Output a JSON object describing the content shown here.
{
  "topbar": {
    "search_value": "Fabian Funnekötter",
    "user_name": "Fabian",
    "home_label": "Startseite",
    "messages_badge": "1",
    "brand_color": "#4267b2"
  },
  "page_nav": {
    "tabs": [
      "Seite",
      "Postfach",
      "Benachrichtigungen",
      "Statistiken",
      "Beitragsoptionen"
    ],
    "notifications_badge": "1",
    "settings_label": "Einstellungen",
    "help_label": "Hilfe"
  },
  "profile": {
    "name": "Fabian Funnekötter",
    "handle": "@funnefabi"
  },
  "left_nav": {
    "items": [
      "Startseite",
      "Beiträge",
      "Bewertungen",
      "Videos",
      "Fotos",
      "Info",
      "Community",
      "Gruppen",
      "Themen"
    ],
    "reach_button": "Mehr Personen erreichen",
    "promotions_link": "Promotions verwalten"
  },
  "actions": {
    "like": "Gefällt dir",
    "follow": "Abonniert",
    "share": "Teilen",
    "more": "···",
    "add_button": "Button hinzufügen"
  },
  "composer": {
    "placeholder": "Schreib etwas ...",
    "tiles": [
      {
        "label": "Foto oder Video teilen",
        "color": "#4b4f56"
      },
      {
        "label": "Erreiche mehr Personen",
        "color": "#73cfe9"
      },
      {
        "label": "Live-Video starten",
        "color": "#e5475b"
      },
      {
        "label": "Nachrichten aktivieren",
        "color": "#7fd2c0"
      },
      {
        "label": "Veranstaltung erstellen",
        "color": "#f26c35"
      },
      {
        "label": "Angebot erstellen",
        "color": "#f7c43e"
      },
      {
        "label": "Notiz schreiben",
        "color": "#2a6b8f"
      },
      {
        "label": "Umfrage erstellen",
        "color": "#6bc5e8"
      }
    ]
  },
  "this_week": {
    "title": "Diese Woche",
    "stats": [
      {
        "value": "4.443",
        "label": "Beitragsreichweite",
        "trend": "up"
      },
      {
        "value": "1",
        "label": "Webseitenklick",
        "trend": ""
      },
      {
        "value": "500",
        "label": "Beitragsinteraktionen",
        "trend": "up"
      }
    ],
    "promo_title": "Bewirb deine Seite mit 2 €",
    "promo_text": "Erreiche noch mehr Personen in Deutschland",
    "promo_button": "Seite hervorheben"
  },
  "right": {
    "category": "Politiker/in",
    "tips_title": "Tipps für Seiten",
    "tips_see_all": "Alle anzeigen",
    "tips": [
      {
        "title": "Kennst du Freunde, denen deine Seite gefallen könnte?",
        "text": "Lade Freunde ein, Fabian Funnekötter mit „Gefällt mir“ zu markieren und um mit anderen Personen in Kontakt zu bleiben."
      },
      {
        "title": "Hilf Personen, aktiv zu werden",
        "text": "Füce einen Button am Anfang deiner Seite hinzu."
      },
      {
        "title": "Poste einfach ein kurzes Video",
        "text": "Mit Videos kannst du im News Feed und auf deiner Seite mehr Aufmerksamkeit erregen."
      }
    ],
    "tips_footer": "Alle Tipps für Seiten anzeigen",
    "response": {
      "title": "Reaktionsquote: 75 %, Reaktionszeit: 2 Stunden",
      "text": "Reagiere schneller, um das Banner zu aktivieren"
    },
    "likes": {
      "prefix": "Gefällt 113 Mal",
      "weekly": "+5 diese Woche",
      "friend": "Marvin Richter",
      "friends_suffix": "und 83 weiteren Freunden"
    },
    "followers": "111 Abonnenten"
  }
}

- **WRITTEN PROBLEM**:
Copy out all lines from the material above that contain the string "Gefällt".

- **COMPLETE ANSWER**:
    "like": "Gefällt dir",
        "text": "Lade Freunde ein, Fabian Funnekötter mit „Gefällt mir“ zu markieren und um mit anderen Personen in Kontakt zu bleiben."
      "prefix": "Gefällt 113 Mal",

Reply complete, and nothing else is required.